Items from a data source
•••

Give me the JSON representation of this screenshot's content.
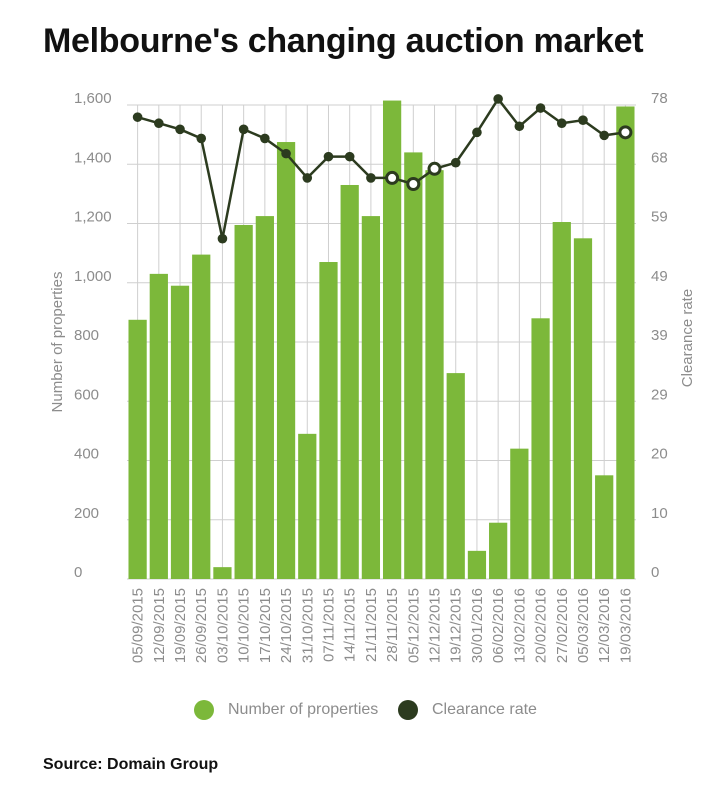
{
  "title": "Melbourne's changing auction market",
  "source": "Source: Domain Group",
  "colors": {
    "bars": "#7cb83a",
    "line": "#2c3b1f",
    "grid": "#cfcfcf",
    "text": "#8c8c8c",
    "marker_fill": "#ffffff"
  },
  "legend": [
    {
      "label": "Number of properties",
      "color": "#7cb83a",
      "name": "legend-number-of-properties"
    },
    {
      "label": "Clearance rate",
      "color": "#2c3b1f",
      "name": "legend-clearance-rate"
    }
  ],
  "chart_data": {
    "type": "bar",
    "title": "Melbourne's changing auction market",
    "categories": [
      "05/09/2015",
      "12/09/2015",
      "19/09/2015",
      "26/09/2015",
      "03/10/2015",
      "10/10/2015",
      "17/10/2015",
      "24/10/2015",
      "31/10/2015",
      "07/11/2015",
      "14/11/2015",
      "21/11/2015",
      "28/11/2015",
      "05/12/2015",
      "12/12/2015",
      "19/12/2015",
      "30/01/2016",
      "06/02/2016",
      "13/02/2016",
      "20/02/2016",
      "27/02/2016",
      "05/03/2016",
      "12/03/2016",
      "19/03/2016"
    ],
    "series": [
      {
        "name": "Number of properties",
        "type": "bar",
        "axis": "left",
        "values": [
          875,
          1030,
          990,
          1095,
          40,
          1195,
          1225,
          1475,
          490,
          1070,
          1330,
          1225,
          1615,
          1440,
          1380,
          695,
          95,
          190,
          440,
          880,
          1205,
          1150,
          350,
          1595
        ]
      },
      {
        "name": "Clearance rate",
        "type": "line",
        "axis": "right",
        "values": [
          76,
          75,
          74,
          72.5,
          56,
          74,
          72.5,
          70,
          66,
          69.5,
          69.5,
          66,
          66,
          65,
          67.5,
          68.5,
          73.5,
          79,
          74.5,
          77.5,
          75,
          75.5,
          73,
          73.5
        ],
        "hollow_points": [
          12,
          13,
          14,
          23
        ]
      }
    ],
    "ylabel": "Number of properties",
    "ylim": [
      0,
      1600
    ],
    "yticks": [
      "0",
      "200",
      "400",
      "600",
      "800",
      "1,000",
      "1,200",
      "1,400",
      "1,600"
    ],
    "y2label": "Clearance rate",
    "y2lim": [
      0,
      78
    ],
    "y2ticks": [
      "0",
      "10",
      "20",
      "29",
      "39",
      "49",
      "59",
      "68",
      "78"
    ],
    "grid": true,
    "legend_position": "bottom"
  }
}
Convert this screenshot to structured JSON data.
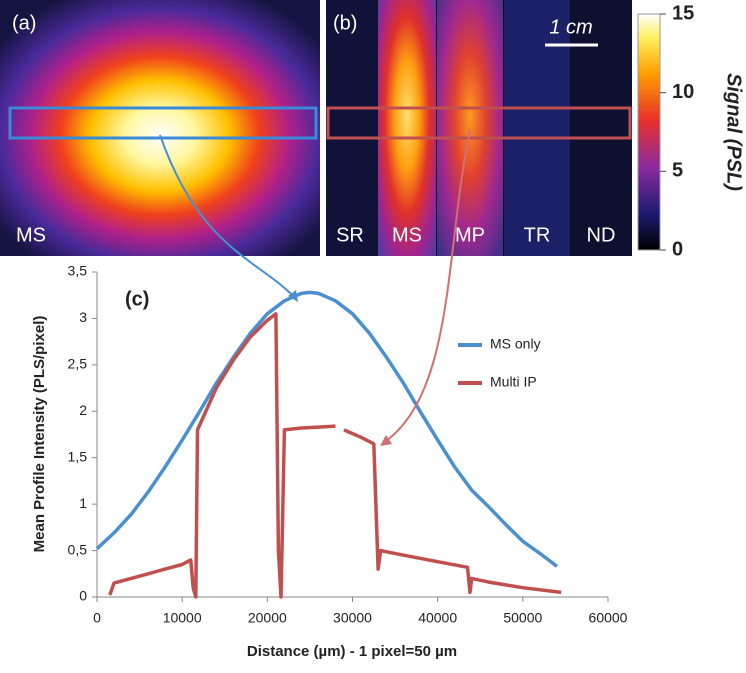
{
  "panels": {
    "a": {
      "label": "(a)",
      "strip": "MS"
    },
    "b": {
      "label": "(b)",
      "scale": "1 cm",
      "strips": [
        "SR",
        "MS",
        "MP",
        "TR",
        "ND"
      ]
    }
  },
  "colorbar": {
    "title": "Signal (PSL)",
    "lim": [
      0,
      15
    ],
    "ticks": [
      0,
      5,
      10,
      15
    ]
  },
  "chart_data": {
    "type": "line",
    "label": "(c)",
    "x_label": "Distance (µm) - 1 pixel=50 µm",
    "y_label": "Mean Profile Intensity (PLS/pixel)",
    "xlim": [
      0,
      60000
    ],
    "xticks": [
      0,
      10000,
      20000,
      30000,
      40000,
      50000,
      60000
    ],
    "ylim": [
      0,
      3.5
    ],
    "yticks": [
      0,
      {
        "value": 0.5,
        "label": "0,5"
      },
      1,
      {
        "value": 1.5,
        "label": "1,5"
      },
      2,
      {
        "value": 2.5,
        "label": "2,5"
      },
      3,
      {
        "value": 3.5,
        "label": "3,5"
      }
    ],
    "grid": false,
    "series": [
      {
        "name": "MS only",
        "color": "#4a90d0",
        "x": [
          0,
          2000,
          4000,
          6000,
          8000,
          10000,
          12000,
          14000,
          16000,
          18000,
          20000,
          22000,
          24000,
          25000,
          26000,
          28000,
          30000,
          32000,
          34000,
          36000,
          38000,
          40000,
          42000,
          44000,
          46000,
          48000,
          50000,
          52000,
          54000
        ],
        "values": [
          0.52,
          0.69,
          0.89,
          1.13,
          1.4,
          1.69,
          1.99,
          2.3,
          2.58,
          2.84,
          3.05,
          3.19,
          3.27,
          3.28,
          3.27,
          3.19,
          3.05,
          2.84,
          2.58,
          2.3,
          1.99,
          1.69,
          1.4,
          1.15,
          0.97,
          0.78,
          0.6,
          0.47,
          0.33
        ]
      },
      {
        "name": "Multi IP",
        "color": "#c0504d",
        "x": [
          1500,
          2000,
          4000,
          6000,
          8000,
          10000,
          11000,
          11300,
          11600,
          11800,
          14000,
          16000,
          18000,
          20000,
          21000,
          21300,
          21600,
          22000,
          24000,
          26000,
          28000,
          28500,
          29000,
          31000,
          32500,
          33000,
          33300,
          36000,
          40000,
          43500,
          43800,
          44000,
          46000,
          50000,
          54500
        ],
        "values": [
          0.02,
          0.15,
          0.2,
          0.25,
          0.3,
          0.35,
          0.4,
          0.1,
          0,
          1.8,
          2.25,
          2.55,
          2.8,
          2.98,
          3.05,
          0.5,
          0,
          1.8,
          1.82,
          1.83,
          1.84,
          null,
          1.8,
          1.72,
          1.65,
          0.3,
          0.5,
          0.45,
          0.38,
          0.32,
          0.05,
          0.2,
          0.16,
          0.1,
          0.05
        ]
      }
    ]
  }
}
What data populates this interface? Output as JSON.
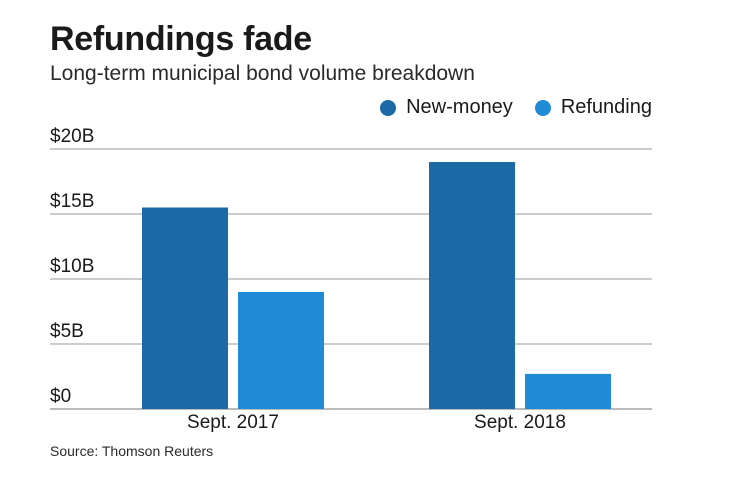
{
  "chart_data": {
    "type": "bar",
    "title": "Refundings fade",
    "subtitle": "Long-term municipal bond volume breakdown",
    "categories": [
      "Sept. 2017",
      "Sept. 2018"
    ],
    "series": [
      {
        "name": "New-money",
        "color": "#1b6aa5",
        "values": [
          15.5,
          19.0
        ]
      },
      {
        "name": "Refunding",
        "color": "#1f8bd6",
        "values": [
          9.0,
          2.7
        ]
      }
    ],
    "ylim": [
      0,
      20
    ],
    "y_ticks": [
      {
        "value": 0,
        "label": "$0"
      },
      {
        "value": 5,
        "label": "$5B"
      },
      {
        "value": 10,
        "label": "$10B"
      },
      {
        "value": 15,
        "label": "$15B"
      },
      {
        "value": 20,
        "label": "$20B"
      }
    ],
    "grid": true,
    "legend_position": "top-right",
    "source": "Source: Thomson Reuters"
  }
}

•••

Without the pictures, return all the records precisely as they stand.

■ **WRITTEN SOLUTION**
Give me the JSON representation of this screenshot's content.
{
  "title": "Melbourne's changing auction market",
  "source": "Source: Domain Group",
  "colors": {
    "bars": "#7cb83a",
    "line": "#2c3b1f",
    "grid": "#cfcfcf",
    "text": "#8c8c8c",
    "marker_fill": "#ffffff"
  },
  "legend": [
    {
      "label": "Number of properties",
      "color": "#7cb83a",
      "name": "legend-number-of-properties"
    },
    {
      "label": "Clearance rate",
      "color": "#2c3b1f",
      "name": "legend-clearance-rate"
    }
  ],
  "chart_data": {
    "type": "bar",
    "title": "Melbourne's changing auction market",
    "categories": [
      "05/09/2015",
      "12/09/2015",
      "19/09/2015",
      "26/09/2015",
      "03/10/2015",
      "10/10/2015",
      "17/10/2015",
      "24/10/2015",
      "31/10/2015",
      "07/11/2015",
      "14/11/2015",
      "21/11/2015",
      "28/11/2015",
      "05/12/2015",
      "12/12/2015",
      "19/12/2015",
      "30/01/2016",
      "06/02/2016",
      "13/02/2016",
      "20/02/2016",
      "27/02/2016",
      "05/03/2016",
      "12/03/2016",
      "19/03/2016"
    ],
    "series": [
      {
        "name": "Number of properties",
        "type": "bar",
        "axis": "left",
        "values": [
          875,
          1030,
          990,
          1095,
          40,
          1195,
          1225,
          1475,
          490,
          1070,
          1330,
          1225,
          1615,
          1440,
          1380,
          695,
          95,
          190,
          440,
          880,
          1205,
          1150,
          350,
          1595
        ]
      },
      {
        "name": "Clearance rate",
        "type": "line",
        "axis": "right",
        "values": [
          76,
          75,
          74,
          72.5,
          56,
          74,
          72.5,
          70,
          66,
          69.5,
          69.5,
          66,
          66,
          65,
          67.5,
          68.5,
          73.5,
          79,
          74.5,
          77.5,
          75,
          75.5,
          73,
          73.5
        ],
        "hollow_points": [
          12,
          13,
          14,
          23
        ]
      }
    ],
    "ylabel": "Number of properties",
    "ylim": [
      0,
      1600
    ],
    "yticks": [
      "0",
      "200",
      "400",
      "600",
      "800",
      "1,000",
      "1,200",
      "1,400",
      "1,600"
    ],
    "y2label": "Clearance rate",
    "y2lim": [
      0,
      78
    ],
    "y2ticks": [
      "0",
      "10",
      "20",
      "29",
      "39",
      "49",
      "59",
      "68",
      "78"
    ],
    "grid": true,
    "legend_position": "bottom"
  }
}
Convert this screenshot to structured JSON data.
{
  "panels": {
    "a": {
      "label": "(a)",
      "strip": "MS"
    },
    "b": {
      "label": "(b)",
      "scale": "1 cm",
      "strips": [
        "SR",
        "MS",
        "MP",
        "TR",
        "ND"
      ]
    }
  },
  "colorbar": {
    "title": "Signal (PSL)",
    "lim": [
      0,
      15
    ],
    "ticks": [
      0,
      5,
      10,
      15
    ]
  },
  "chart_data": {
    "type": "line",
    "label": "(c)",
    "x_label": "Distance (µm) - 1 pixel=50 µm",
    "y_label": "Mean Profile Intensity (PLS/pixel)",
    "xlim": [
      0,
      60000
    ],
    "xticks": [
      0,
      10000,
      20000,
      30000,
      40000,
      50000,
      60000
    ],
    "ylim": [
      0,
      3.5
    ],
    "yticks": [
      0,
      {
        "value": 0.5,
        "label": "0,5"
      },
      1,
      {
        "value": 1.5,
        "label": "1,5"
      },
      2,
      {
        "value": 2.5,
        "label": "2,5"
      },
      3,
      {
        "value": 3.5,
        "label": "3,5"
      }
    ],
    "grid": false,
    "series": [
      {
        "name": "MS only",
        "color": "#4a90d0",
        "x": [
          0,
          2000,
          4000,
          6000,
          8000,
          10000,
          12000,
          14000,
          16000,
          18000,
          20000,
          22000,
          24000,
          25000,
          26000,
          28000,
          30000,
          32000,
          34000,
          36000,
          38000,
          40000,
          42000,
          44000,
          46000,
          48000,
          50000,
          52000,
          54000
        ],
        "values": [
          0.52,
          0.69,
          0.89,
          1.13,
          1.4,
          1.69,
          1.99,
          2.3,
          2.58,
          2.84,
          3.05,
          3.19,
          3.27,
          3.28,
          3.27,
          3.19,
          3.05,
          2.84,
          2.58,
          2.3,
          1.99,
          1.69,
          1.4,
          1.15,
          0.97,
          0.78,
          0.6,
          0.47,
          0.33
        ]
      },
      {
        "name": "Multi IP",
        "color": "#c0504d",
        "x": [
          1500,
          2000,
          4000,
          6000,
          8000,
          10000,
          11000,
          11300,
          11600,
          11800,
          14000,
          16000,
          18000,
          20000,
          21000,
          21300,
          21600,
          22000,
          24000,
          26000,
          28000,
          28500,
          29000,
          31000,
          32500,
          33000,
          33300,
          36000,
          40000,
          43500,
          43800,
          44000,
          46000,
          50000,
          54500
        ],
        "values": [
          0.02,
          0.15,
          0.2,
          0.25,
          0.3,
          0.35,
          0.4,
          0.1,
          0,
          1.8,
          2.25,
          2.55,
          2.8,
          2.98,
          3.05,
          0.5,
          0,
          1.8,
          1.82,
          1.83,
          1.84,
          null,
          1.8,
          1.72,
          1.65,
          0.3,
          0.5,
          0.45,
          0.38,
          0.32,
          0.05,
          0.2,
          0.16,
          0.1,
          0.05
        ]
      }
    ]
  }
}
What data populates this interface? Output as JSON.
{
  "chart_data": {
    "type": "bar",
    "title": "Refundings fade",
    "subtitle": "Long-term municipal bond volume breakdown",
    "categories": [
      "Sept. 2017",
      "Sept. 2018"
    ],
    "series": [
      {
        "name": "New-money",
        "color": "#1b6aa5",
        "values": [
          15.5,
          19.0
        ]
      },
      {
        "name": "Refunding",
        "color": "#1f8bd6",
        "values": [
          9.0,
          2.7
        ]
      }
    ],
    "ylim": [
      0,
      20
    ],
    "y_ticks": [
      {
        "value": 0,
        "label": "$0"
      },
      {
        "value": 5,
        "label": "$5B"
      },
      {
        "value": 10,
        "label": "$10B"
      },
      {
        "value": 15,
        "label": "$15B"
      },
      {
        "value": 20,
        "label": "$20B"
      }
    ],
    "grid": true,
    "legend_position": "top-right",
    "source": "Source: Thomson Reuters"
  }
}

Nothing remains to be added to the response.